═════ Materials provided ═════
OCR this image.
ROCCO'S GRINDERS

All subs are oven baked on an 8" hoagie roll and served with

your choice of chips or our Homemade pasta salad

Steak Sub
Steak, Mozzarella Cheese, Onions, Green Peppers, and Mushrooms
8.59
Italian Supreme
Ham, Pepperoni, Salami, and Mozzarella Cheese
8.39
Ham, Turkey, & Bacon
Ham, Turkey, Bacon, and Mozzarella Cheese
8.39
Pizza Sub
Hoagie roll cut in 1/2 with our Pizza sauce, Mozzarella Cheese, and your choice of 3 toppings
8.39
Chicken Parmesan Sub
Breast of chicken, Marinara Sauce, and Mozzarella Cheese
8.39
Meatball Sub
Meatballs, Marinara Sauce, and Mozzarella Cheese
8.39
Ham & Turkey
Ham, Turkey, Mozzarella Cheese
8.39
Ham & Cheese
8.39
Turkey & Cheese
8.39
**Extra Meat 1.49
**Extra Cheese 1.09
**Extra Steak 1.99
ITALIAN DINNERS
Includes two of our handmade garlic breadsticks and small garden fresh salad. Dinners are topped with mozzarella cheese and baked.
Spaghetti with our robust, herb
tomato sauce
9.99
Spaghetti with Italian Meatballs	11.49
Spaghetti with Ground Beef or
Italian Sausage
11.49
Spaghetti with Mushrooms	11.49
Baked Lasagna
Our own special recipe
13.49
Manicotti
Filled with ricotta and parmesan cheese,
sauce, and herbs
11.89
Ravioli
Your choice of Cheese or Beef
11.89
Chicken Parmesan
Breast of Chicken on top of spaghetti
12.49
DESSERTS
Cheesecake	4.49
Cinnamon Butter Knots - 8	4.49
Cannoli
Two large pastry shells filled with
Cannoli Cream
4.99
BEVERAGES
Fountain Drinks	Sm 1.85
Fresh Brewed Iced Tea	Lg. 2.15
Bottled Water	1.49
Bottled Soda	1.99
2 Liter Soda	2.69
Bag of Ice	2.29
═════
■ Instructions to follow
Copy every record exactly as presented.

■ Written solution
OCR this image.
ROCCO'S GRINDERS

All subs are oven baked on an 8" hoagie roll and served with

your choice of chips or our Homemade pasta salad

Steak Sub
Steak, Mozzarella Cheese, Onions, Green Peppers, and Mushrooms
8.59
Italian Supreme
Ham, Pepperoni, Salami, and Mozzarella Cheese
8.39
Ham, Turkey, & Bacon
Ham, Turkey, Bacon, and Mozzarella Cheese
8.39
Pizza Sub
Hoagie roll cut in 1/2 with our Pizza sauce, Mozzarella Cheese, and your choice of 3 toppings
8.39
Chicken Parmesan Sub
Breast of chicken, Marinara Sauce, and Mozzarella Cheese
8.39
Meatball Sub
Meatballs, Marinara Sauce, and Mozzarella Cheese
8.39
Ham & Turkey
Ham, Turkey, Mozzarella Cheese
8.39
Ham & Cheese
8.39
Turkey & Cheese
8.39
**Extra Meat 1.49
**Extra Cheese 1.09
**Extra Steak 1.99
ITALIAN DINNERS
Includes two of our handmade garlic breadsticks and small garden fresh salad. Dinners are topped with mozzarella cheese and baked.
Spaghetti with our robust, herb
tomato sauce
9.99
Spaghetti with Italian Meatballs	11.49
Spaghetti with Ground Beef or
Italian Sausage
11.49
Spaghetti with Mushrooms	11.49
Baked Lasagna
Our own special recipe
13.49
Manicotti
Filled with ricotta and parmesan cheese,
sauce, and herbs
11.89
Ravioli
Your choice of Cheese or Beef
11.89
Chicken Parmesan
Breast of Chicken on top of spaghetti
12.49
DESSERTS
Cheesecake	4.49
Cinnamon Butter Knots - 8	4.49
Cannoli
Two large pastry shells filled with
Cannoli Cream
4.99
BEVERAGES
Fountain Drinks	Sm 1.85
Fresh Brewed Iced Tea	Lg. 2.15
Bottled Water	1.49
Bottled Soda	1.99
2 Liter Soda	2.69
Bag of Ice	2.29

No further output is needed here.